**STORED ROWS**
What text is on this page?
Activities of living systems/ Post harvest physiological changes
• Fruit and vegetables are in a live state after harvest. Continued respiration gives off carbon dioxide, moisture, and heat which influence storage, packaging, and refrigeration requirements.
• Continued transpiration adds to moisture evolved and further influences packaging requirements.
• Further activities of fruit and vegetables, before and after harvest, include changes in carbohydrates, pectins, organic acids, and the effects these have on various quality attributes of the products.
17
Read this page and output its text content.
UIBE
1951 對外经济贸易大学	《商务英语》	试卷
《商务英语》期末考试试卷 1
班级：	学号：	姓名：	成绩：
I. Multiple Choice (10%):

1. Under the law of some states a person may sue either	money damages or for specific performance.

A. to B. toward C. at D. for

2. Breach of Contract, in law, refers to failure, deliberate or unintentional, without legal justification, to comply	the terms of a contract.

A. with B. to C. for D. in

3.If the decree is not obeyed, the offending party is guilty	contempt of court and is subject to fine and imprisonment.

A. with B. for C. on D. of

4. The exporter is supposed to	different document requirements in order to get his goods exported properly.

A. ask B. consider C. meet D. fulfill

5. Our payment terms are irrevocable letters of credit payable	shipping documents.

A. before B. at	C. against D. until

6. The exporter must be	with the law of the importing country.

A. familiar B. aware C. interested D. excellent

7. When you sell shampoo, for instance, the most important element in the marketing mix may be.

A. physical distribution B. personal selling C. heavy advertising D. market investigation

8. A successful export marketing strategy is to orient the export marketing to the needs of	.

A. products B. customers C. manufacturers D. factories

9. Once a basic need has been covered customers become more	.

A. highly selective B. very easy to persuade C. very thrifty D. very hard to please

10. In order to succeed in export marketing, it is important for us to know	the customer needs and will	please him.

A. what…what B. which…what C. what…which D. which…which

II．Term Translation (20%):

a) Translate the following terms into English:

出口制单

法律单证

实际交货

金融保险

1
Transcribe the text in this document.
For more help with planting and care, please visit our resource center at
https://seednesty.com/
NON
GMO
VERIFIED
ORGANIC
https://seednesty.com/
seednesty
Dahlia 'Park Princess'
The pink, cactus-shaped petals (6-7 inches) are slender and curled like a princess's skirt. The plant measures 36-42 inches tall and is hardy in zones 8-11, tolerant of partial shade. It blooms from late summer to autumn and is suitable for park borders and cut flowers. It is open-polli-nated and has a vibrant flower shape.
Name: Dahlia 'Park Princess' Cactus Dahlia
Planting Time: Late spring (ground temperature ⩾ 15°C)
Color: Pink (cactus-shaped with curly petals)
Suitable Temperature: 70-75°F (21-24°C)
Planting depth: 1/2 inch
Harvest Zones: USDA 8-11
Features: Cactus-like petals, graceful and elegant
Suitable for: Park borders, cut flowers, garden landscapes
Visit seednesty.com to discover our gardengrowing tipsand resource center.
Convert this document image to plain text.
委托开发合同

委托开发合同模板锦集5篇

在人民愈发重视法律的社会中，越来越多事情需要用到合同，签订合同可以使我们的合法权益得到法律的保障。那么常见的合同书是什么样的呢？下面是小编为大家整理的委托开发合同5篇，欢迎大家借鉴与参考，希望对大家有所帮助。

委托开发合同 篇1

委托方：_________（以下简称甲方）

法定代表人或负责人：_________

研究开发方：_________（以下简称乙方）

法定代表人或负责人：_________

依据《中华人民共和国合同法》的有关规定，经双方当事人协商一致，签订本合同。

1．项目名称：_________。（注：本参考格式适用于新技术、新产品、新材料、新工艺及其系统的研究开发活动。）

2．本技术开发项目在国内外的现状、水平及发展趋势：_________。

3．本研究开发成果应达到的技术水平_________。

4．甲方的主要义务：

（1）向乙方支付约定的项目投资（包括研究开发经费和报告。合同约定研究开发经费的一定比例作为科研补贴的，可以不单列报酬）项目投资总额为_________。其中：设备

**WHAT YOU NEED TO DO**
Extract the entries above verbatim.

**RESPONSE**
What text is on this page?
Activities of living systems/ Post harvest physiological changes
• Fruit and vegetables are in a live state after harvest. Continued respiration gives off carbon dioxide, moisture, and heat which influence storage, packaging, and refrigeration requirements.
• Continued transpiration adds to moisture evolved and further influences packaging requirements.
• Further activities of fruit and vegetables, before and after harvest, include changes in carbohydrates, pectins, organic acids, and the effects these have on various quality attributes of the products.
17
Read this page and output its text content.
UIBE
1951 對外经济贸易大学	《商务英语》	试卷
《商务英语》期末考试试卷 1
班级：	学号：	姓名：	成绩：
I. Multiple Choice (10%):

1. Under the law of some states a person may sue either	money damages or for specific performance.

A. to B. toward C. at D. for

2. Breach of Contract, in law, refers to failure, deliberate or unintentional, without legal justification, to comply	the terms of a contract.

A. with B. to C. for D. in

3.If the decree is not obeyed, the offending party is guilty	contempt of court and is subject to fine and imprisonment.

A. with B. for C. on D. of

4. The exporter is supposed to	different document requirements in order to get his goods exported properly.

A. ask B. consider C. meet D. fulfill

5. Our payment terms are irrevocable letters of credit payable	shipping documents.

A. before B. at	C. against D. until

6. The exporter must be	with the law of the importing country.

A. familiar B. aware C. interested D. excellent

7. When you sell shampoo, for instance, the most important element in the marketing mix may be.

A. physical distribution B. personal selling C. heavy advertising D. market investigation

8. A successful export marketing strategy is to orient the export marketing to the needs of	.

A. products B. customers C. manufacturers D. factories

9. Once a basic need has been covered customers become more	.

A. highly selective B. very easy to persuade C. very thrifty D. very hard to please

10. In order to succeed in export marketing, it is important for us to know	the customer needs and will	please him.

A. what…what B. which…what C. what…which D. which…which

II．Term Translation (20%):

a) Translate the following terms into English:

出口制单

法律单证

实际交货

金融保险

1
Transcribe the text in this document.
For more help with planting and care, please visit our resource center at
https://seednesty.com/
NON
GMO
VERIFIED
ORGANIC
https://seednesty.com/
seednesty
Dahlia 'Park Princess'
The pink, cactus-shaped petals (6-7 inches) are slender and curled like a princess's skirt. The plant measures 36-42 inches tall and is hardy in zones 8-11, tolerant of partial shade. It blooms from late summer to autumn and is suitable for park borders and cut flowers. It is open-polli-nated and has a vibrant flower shape.
Name: Dahlia 'Park Princess' Cactus Dahlia
Planting Time: Late spring (ground temperature ⩾ 15°C)
Color: Pink (cactus-shaped with curly petals)
Suitable Temperature: 70-75°F (21-24°C)
Planting depth: 1/2 inch
Harvest Zones: USDA 8-11
Features: Cactus-like petals, graceful and elegant
Suitable for: Park borders, cut flowers, garden landscapes
Visit seednesty.com to discover our gardengrowing tipsand resource center.
Convert this document image to plain text.
委托开发合同

委托开发合同模板锦集5篇

在人民愈发重视法律的社会中，越来越多事情需要用到合同，签订合同可以使我们的合法权益得到法律的保障。那么常见的合同书是什么样的呢？下面是小编为大家整理的委托开发合同5篇，欢迎大家借鉴与参考，希望对大家有所帮助。

委托开发合同 篇1

委托方：_________（以下简称甲方）

法定代表人或负责人：_________

研究开发方：_________（以下简称乙方）

法定代表人或负责人：_________

依据《中华人民共和国合同法》的有关规定，经双方当事人协商一致，签订本合同。

1．项目名称：_________。（注：本参考格式适用于新技术、新产品、新材料、新工艺及其系统的研究开发活动。）

2．本技术开发项目在国内外的现状、水平及发展趋势：_________。

3．本研究开发成果应达到的技术水平_________。

4．甲方的主要义务：

（1）向乙方支付约定的项目投资（包括研究开发经费和报告。合同约定研究开发经费的一定比例作为科研补贴的，可以不单列报酬）项目投资总额为_________。其中：设备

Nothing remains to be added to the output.